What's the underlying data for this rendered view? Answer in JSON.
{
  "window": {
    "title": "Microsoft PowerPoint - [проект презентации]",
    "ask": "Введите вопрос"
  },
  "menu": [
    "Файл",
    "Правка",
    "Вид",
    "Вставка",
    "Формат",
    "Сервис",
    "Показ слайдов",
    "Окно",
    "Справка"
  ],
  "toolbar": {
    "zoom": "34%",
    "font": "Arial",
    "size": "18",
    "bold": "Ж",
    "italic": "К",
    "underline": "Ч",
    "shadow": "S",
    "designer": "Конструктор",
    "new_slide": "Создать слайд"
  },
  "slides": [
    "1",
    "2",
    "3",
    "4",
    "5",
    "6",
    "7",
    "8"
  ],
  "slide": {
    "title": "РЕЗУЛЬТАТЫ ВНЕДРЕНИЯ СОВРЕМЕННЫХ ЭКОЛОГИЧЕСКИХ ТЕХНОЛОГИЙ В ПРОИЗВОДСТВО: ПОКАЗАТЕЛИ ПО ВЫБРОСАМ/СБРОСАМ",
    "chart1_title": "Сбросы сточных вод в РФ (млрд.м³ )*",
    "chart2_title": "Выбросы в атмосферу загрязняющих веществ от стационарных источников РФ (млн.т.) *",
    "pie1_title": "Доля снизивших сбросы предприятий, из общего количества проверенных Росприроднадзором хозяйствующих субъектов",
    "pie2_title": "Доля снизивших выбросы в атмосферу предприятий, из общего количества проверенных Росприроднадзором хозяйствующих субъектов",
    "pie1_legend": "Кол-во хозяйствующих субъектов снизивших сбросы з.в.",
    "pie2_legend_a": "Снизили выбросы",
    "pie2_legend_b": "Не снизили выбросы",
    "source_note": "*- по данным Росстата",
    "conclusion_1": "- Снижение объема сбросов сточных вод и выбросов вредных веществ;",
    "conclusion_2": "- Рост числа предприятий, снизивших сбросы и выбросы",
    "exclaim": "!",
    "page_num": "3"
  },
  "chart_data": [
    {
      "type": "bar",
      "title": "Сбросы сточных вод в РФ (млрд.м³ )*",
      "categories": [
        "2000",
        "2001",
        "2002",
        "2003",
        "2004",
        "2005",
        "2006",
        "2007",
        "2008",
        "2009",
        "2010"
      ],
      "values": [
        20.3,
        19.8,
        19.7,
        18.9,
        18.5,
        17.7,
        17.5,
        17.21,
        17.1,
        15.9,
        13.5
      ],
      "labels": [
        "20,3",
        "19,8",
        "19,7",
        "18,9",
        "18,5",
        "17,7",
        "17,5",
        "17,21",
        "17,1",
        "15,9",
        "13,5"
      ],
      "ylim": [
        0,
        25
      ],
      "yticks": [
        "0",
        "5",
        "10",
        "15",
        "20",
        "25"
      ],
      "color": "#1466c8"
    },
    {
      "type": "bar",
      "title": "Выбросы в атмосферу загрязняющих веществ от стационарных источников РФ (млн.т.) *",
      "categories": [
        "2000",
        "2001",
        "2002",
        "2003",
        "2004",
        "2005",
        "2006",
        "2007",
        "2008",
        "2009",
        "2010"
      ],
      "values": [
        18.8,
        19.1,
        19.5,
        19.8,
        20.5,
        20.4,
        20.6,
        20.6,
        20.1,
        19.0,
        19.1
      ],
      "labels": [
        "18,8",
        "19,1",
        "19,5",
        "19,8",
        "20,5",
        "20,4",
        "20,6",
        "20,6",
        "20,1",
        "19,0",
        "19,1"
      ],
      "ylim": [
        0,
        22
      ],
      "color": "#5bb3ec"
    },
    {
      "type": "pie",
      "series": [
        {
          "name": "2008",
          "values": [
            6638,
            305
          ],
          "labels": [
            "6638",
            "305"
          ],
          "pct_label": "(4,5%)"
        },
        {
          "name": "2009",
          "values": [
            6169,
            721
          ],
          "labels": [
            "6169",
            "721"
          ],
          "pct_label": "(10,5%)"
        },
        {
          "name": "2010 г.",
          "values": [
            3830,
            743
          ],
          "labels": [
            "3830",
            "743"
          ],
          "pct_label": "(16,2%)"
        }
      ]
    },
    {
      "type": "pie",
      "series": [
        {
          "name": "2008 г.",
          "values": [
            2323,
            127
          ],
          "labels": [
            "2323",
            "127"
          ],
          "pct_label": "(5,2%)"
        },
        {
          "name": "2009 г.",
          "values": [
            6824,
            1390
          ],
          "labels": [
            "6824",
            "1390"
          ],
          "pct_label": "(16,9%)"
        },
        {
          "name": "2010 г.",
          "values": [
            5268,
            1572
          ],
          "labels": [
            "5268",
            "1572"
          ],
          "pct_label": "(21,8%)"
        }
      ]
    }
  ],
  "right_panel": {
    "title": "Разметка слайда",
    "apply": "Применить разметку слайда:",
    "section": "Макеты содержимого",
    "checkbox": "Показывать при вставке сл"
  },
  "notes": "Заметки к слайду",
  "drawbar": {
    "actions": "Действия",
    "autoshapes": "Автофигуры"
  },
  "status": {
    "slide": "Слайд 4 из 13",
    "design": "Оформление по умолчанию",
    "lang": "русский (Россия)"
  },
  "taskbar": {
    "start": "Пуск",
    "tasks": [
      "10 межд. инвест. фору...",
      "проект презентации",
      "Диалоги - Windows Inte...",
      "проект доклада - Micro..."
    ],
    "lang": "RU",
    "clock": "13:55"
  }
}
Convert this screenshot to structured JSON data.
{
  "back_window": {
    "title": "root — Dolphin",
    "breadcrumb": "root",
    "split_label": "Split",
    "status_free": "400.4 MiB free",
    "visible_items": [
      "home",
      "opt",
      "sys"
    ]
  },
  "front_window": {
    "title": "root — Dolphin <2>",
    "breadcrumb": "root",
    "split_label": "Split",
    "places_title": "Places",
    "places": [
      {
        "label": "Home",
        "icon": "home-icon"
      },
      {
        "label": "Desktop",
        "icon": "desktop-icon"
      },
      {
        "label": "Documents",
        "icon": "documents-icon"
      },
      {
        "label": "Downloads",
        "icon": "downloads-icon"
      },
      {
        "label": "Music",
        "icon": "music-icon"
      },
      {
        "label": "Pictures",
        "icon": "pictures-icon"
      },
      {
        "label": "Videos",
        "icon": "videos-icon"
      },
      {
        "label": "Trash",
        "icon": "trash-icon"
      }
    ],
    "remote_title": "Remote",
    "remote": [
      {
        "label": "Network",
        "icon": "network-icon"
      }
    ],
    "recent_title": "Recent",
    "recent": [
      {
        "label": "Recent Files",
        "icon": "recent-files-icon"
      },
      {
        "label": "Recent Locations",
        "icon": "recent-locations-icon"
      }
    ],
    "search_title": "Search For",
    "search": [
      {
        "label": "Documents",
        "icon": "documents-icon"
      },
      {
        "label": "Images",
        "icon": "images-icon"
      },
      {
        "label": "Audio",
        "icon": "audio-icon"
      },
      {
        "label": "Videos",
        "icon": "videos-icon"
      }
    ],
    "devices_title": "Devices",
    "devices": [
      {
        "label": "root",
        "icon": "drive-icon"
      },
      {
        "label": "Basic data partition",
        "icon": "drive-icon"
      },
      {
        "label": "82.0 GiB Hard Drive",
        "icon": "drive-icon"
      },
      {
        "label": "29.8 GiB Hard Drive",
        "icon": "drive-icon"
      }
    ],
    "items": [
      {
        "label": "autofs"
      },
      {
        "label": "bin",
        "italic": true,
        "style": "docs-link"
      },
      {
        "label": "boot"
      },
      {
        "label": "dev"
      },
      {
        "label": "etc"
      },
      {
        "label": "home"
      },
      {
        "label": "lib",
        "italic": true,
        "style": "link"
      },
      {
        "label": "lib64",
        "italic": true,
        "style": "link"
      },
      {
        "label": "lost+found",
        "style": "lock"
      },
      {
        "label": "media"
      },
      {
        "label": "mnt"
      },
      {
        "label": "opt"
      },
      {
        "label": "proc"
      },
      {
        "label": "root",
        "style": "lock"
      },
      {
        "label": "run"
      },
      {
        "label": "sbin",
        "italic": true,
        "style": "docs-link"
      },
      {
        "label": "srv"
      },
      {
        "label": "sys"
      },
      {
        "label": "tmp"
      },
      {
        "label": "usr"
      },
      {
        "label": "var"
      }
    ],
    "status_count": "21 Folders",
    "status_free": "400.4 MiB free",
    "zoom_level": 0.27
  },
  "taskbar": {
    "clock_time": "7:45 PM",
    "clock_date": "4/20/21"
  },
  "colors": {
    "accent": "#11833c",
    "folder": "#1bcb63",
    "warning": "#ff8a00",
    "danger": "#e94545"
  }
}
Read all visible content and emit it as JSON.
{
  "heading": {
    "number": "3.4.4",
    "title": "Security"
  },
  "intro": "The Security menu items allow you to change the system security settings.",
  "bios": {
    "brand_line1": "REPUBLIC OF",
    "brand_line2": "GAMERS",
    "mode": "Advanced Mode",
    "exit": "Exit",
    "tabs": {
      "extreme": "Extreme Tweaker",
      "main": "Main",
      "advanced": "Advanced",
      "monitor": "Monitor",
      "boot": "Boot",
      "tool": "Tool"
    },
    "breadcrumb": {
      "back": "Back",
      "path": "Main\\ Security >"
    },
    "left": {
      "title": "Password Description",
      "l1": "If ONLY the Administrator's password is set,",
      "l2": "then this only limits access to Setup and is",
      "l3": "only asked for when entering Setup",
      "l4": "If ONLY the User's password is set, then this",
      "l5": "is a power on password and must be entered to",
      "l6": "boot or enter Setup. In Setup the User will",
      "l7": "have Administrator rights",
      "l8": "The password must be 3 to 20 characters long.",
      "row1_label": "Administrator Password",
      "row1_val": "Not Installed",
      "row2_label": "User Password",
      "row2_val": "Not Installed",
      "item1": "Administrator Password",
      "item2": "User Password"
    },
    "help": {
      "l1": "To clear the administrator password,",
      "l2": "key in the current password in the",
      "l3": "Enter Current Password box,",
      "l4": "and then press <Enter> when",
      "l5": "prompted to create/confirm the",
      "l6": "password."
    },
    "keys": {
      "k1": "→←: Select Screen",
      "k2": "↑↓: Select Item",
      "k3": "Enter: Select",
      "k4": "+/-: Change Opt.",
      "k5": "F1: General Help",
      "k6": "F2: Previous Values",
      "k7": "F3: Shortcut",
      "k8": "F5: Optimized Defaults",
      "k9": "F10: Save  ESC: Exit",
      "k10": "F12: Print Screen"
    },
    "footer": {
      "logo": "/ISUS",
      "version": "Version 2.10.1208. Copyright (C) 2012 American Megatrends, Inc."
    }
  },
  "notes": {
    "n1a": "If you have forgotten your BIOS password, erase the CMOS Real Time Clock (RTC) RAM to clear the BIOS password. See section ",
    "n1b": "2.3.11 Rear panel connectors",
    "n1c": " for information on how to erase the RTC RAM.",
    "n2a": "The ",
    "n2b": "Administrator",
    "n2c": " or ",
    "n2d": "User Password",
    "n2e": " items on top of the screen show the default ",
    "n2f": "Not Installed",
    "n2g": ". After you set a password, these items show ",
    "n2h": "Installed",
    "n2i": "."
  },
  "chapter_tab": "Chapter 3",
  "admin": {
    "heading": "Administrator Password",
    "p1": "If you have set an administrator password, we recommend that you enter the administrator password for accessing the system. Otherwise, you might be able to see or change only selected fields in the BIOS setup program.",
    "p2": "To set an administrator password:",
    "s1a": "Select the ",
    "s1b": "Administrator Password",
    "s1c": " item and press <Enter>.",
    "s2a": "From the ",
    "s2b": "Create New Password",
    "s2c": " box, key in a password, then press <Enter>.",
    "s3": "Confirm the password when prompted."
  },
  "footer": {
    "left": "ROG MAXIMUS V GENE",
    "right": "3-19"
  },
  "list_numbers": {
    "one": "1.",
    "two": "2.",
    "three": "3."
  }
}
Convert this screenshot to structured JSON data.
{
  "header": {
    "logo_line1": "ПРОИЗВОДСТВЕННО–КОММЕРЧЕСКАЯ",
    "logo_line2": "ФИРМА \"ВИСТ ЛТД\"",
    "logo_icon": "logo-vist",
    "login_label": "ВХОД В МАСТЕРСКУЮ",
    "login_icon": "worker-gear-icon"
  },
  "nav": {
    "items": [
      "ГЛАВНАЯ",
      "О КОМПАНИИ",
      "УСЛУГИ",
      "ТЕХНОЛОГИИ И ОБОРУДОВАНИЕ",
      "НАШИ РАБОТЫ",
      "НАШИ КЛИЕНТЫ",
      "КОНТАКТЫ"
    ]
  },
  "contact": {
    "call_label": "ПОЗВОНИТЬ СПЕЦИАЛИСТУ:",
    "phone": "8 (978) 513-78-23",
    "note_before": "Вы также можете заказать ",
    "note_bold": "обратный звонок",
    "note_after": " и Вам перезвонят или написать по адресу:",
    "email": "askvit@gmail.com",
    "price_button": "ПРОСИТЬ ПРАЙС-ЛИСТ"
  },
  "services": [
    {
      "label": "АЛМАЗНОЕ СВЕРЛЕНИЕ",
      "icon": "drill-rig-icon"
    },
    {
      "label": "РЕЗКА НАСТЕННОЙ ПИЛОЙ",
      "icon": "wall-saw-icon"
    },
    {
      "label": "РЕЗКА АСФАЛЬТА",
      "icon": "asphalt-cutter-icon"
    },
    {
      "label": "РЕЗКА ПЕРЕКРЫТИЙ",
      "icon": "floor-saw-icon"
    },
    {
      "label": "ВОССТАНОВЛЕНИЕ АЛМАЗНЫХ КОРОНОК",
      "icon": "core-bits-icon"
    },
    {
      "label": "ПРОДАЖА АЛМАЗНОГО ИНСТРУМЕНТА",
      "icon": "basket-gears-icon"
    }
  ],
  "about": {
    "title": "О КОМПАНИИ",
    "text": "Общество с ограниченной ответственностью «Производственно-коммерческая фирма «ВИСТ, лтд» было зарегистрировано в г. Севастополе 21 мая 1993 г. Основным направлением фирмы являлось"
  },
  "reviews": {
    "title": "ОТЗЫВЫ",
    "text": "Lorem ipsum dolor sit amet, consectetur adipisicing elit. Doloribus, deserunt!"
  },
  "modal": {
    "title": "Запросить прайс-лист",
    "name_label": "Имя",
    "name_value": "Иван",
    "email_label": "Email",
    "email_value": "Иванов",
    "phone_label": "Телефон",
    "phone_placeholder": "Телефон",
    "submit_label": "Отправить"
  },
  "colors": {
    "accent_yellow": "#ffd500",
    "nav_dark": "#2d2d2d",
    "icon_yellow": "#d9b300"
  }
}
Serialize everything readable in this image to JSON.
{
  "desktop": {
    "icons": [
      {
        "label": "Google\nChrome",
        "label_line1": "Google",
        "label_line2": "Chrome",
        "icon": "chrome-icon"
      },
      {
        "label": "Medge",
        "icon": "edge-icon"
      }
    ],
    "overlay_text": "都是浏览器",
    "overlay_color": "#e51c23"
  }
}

> **Required task**
Using the material above, reproduce exactly the line that contains "Serialize everything readable" and all lines after it through the last one, and only those.

> **Task answer**
Serialize everything readable in this image to JSON.
{
  "desktop": {
    "icons": [
      {
        "label": "Google\nChrome",
        "label_line1": "Google",
        "label_line2": "Chrome",
        "icon": "chrome-icon"
      },
      {
        "label": "Medge",
        "icon": "edge-icon"
      }
    ],
    "overlay_text": "都是浏览器",
    "overlay_color": "#e51c23"
  }
}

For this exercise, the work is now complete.